** start of Records for the task **

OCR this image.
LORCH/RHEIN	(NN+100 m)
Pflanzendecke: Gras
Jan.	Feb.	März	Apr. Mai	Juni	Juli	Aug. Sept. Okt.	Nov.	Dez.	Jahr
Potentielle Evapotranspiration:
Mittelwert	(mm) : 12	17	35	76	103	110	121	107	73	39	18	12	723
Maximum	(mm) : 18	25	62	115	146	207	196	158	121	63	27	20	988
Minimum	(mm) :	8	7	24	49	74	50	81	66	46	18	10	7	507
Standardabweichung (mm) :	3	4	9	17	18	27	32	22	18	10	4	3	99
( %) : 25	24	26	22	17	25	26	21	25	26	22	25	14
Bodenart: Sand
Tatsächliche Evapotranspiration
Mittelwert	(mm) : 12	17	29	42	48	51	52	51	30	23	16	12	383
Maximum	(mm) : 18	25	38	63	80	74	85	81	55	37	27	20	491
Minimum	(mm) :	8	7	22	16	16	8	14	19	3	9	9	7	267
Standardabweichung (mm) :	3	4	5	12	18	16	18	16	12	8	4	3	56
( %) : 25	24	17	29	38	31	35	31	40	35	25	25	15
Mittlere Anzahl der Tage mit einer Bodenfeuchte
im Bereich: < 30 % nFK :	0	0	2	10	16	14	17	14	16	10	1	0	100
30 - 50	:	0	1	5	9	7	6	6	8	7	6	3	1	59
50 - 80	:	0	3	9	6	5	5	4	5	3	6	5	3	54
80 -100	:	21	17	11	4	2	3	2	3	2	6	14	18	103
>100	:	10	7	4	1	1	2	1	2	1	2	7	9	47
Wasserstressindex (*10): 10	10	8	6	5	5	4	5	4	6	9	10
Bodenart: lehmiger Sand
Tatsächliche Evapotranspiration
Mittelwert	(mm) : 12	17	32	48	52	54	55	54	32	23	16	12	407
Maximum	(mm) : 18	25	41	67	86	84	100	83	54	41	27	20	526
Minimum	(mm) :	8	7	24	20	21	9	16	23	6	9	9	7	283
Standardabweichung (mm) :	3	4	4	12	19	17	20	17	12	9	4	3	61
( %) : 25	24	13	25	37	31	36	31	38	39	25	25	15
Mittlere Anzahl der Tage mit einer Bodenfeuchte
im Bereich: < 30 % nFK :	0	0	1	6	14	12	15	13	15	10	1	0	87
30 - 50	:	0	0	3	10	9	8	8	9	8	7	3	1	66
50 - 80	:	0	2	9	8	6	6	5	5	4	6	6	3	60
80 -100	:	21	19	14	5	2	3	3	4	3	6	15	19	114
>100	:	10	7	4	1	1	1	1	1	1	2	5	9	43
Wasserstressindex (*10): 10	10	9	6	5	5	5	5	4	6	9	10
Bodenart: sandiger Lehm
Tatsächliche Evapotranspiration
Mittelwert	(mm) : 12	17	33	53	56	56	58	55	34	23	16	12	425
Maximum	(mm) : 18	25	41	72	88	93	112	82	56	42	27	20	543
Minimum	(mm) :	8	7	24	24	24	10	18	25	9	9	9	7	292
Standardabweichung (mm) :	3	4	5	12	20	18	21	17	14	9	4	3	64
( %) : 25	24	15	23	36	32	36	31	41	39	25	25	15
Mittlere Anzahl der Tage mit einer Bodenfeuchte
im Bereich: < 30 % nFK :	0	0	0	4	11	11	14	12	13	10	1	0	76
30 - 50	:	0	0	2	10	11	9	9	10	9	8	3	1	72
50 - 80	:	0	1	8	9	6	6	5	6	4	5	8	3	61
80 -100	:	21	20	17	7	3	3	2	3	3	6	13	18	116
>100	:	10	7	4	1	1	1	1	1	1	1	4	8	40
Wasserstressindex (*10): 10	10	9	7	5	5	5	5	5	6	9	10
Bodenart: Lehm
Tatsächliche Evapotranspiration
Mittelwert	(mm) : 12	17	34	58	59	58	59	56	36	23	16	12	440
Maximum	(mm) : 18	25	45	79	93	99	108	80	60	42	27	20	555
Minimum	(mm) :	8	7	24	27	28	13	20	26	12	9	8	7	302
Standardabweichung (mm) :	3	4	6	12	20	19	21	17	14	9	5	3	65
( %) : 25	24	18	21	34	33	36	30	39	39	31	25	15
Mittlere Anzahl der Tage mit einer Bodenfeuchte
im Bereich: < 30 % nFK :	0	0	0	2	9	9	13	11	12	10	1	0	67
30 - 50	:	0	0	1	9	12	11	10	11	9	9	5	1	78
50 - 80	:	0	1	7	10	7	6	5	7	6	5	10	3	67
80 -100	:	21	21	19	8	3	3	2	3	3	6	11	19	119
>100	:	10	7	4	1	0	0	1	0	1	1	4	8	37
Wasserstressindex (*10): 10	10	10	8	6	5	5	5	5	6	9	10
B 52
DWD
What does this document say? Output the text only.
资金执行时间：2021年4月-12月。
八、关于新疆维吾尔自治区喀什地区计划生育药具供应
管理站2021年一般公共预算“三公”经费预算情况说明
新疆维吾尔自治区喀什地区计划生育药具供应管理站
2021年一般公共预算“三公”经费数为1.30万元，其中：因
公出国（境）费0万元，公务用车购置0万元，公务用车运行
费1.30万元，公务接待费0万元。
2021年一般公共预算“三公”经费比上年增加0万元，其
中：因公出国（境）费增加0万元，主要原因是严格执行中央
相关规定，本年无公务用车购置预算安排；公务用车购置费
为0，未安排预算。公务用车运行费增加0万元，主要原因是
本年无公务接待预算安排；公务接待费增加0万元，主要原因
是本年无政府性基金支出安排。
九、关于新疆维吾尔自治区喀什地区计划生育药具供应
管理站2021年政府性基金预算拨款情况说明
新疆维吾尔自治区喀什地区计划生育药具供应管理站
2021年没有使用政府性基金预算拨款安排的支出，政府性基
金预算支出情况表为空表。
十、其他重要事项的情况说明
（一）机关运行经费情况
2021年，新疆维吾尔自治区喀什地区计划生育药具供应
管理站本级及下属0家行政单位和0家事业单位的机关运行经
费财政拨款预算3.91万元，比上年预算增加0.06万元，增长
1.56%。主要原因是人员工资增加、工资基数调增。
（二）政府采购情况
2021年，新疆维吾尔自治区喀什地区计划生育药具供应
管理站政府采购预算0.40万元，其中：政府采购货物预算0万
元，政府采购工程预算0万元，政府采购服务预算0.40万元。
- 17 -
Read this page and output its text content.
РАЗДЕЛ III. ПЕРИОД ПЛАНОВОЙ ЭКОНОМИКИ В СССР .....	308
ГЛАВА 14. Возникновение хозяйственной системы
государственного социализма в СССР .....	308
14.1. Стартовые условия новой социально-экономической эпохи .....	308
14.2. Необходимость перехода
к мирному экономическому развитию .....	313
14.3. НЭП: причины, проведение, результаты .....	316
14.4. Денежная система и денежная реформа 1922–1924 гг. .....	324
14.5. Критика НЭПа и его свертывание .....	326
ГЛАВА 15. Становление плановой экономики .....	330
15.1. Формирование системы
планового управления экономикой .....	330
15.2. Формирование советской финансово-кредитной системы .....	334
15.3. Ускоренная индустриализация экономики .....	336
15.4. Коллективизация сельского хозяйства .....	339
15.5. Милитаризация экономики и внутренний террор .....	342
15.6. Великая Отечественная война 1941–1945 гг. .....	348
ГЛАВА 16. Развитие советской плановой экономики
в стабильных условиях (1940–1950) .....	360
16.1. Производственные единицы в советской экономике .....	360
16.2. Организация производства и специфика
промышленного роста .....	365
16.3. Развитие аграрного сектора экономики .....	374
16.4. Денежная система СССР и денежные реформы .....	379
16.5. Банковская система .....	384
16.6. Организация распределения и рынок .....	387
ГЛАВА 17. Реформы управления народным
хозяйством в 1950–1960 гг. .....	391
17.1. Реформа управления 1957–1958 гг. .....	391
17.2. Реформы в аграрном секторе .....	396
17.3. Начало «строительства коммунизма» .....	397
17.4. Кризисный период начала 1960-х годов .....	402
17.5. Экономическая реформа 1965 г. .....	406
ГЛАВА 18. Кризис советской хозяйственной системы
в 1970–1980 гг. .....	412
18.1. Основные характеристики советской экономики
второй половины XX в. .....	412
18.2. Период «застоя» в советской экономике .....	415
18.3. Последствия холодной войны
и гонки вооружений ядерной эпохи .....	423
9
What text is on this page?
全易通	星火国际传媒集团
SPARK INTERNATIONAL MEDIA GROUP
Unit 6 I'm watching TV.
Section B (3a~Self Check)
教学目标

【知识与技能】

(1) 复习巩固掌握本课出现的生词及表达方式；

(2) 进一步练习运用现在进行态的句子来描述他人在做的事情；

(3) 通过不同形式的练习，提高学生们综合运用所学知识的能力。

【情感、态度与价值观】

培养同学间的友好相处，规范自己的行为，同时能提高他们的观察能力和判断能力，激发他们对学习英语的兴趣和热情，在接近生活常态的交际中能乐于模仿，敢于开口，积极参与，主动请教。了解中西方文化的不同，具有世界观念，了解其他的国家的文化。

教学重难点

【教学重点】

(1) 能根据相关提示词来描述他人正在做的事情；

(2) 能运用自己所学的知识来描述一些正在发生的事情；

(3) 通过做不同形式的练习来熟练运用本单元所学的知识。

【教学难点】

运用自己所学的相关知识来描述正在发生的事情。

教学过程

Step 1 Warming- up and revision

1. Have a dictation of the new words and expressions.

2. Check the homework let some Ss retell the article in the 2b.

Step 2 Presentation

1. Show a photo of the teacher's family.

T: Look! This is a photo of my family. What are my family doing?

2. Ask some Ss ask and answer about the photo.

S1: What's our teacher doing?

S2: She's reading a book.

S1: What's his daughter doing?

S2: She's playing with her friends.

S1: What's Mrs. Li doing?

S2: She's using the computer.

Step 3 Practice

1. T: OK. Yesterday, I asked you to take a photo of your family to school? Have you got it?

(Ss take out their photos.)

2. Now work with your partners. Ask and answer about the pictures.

** end of Records for the task **

Exercise brief> Examine the records and pull out every line where the string "Step" occurs.

Exercise response>
Step 1 Warming- up and revision
Step 2 Presentation
Step 3 Practice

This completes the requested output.